TASK REQUIREMENTS:
Among the entries below, find the lines with "based" and copy them.

(Extracted records)
>> Start
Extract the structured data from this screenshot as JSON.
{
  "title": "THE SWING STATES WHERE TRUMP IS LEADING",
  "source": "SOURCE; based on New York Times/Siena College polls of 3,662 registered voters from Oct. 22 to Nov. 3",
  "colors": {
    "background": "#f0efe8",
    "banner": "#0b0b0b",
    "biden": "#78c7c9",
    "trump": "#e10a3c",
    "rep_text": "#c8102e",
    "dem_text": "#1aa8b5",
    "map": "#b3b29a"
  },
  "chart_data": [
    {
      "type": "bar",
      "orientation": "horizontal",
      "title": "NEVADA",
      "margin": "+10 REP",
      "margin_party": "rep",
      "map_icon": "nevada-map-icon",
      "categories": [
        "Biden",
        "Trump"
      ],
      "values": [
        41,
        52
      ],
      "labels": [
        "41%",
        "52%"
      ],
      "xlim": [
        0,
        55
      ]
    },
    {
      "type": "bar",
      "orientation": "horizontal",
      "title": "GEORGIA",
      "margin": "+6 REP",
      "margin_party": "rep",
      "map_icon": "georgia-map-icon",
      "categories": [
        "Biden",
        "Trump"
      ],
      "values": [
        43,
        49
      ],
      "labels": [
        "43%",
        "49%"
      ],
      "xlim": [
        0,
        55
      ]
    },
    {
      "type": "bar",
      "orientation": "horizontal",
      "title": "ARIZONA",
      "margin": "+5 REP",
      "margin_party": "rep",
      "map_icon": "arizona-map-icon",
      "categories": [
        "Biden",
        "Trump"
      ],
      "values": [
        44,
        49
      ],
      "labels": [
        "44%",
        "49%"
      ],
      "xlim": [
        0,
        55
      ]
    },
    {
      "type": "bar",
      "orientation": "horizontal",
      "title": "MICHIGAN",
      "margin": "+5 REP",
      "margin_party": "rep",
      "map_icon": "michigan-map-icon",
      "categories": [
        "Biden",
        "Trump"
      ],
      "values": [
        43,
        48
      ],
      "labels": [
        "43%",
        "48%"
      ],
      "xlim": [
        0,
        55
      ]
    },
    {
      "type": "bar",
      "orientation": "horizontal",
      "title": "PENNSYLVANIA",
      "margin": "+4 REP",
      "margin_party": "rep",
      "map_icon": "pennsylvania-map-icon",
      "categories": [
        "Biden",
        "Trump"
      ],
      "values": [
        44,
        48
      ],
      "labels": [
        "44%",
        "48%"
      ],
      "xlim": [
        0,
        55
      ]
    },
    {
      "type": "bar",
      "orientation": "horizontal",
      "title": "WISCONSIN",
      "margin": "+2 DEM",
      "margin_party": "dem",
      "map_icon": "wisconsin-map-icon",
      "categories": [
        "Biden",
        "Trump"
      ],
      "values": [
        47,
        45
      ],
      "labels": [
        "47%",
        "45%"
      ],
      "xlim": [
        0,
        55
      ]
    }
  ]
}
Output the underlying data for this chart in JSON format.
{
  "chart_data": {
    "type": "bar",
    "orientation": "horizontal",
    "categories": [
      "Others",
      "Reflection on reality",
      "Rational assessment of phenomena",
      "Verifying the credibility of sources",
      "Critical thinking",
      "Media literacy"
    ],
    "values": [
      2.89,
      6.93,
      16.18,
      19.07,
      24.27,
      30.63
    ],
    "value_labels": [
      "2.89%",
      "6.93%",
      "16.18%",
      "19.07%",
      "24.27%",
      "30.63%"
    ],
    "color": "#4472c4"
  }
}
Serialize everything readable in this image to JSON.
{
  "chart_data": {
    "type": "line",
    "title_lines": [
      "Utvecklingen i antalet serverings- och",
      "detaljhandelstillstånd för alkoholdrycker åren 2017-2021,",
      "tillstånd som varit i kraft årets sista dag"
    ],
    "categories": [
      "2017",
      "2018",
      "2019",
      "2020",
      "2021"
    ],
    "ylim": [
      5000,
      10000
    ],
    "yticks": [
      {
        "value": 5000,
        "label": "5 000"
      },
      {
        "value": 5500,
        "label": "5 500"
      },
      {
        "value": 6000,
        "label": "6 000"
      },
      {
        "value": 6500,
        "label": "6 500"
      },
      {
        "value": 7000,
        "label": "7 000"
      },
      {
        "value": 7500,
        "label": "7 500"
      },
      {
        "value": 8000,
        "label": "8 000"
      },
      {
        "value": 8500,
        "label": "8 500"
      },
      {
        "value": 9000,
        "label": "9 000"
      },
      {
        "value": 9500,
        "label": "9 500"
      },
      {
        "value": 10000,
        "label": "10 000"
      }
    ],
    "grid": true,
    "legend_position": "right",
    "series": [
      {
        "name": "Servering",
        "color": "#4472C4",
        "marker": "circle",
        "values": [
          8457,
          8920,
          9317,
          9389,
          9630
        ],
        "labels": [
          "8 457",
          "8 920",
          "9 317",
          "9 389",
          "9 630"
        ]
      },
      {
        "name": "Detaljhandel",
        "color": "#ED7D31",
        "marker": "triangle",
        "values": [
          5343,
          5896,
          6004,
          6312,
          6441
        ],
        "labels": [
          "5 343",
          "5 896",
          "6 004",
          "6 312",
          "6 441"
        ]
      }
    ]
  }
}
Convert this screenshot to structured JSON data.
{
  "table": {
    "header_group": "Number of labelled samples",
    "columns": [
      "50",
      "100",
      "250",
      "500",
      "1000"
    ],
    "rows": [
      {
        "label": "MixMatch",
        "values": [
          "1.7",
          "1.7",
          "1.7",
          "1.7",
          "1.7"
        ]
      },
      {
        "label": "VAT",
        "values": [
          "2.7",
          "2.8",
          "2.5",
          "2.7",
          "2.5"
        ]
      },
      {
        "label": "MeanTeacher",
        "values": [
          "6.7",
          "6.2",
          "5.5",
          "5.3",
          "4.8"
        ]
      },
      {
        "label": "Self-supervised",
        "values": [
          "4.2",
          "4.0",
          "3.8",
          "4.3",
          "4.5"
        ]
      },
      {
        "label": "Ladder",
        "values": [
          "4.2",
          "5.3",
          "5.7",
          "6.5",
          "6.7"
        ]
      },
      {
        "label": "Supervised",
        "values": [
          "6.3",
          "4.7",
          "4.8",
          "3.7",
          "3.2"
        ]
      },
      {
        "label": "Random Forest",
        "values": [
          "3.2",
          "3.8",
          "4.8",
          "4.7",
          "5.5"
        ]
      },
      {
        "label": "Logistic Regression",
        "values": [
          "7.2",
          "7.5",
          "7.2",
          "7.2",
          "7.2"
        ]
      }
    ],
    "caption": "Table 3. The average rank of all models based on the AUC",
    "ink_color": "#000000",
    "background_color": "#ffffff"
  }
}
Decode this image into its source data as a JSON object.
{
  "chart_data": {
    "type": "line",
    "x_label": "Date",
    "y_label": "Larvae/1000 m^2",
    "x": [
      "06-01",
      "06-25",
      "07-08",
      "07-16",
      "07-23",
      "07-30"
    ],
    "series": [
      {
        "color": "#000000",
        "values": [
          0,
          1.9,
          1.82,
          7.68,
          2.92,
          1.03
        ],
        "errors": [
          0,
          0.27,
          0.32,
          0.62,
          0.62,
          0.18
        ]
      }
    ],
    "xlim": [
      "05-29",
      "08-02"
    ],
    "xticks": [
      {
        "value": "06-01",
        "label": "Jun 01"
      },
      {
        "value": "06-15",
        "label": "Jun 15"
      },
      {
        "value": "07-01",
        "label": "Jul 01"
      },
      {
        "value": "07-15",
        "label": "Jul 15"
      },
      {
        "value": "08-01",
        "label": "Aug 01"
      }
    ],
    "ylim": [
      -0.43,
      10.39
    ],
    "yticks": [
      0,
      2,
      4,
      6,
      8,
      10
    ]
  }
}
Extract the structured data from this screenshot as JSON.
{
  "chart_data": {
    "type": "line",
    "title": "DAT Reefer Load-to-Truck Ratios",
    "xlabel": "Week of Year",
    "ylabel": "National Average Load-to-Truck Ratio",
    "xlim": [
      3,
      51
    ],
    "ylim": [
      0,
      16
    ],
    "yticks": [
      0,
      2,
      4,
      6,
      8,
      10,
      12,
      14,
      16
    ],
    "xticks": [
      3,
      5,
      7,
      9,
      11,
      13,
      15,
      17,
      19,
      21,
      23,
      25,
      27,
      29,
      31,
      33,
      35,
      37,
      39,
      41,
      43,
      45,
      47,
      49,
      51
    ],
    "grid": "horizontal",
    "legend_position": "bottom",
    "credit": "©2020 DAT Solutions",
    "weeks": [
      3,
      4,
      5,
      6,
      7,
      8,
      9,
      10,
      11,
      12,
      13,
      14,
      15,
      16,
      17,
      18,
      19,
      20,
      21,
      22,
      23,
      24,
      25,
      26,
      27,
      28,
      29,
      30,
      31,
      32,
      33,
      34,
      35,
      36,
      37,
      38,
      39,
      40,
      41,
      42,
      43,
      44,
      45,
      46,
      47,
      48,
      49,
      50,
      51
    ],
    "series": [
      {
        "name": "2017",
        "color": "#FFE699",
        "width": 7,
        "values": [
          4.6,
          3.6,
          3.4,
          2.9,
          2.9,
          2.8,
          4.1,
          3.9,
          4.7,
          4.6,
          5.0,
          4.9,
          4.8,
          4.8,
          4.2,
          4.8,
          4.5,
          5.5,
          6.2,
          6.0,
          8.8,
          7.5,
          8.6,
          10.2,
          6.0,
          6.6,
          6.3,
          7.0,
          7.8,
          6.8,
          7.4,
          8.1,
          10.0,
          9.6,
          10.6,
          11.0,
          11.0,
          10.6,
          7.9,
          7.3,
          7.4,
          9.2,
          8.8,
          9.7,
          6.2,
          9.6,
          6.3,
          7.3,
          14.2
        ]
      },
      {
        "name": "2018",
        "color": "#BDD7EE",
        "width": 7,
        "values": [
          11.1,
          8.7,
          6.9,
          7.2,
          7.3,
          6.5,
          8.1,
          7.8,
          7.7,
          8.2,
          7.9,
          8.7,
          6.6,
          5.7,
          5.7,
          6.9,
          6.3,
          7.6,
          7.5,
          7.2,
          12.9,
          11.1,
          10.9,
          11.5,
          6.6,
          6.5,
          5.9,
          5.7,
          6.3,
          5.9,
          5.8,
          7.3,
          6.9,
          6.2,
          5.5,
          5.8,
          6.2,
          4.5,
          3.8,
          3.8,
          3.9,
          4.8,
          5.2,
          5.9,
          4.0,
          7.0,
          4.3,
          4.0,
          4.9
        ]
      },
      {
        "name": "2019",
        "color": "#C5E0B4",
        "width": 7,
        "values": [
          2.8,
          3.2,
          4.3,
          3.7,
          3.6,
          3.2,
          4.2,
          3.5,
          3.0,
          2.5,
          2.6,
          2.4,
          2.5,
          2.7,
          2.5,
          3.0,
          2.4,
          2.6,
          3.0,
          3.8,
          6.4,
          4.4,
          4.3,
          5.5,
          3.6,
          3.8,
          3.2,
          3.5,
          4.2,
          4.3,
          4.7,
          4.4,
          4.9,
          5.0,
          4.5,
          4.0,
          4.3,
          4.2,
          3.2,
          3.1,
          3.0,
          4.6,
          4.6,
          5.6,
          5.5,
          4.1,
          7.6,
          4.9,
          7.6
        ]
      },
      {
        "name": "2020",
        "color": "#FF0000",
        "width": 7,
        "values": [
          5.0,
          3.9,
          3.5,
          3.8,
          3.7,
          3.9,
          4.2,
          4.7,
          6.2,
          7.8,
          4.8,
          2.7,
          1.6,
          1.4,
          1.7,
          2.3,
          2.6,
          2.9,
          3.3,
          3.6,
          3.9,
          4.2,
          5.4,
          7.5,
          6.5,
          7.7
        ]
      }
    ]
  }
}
>> End
OUTPUT FOR THIS TASK:
  "source": "SOURCE; based on New York Times/Siena College polls of 3,662 registered voters from Oct. 22 to Nov. 3",
    "caption": "Table 3. The average rank of all models based on the AUC",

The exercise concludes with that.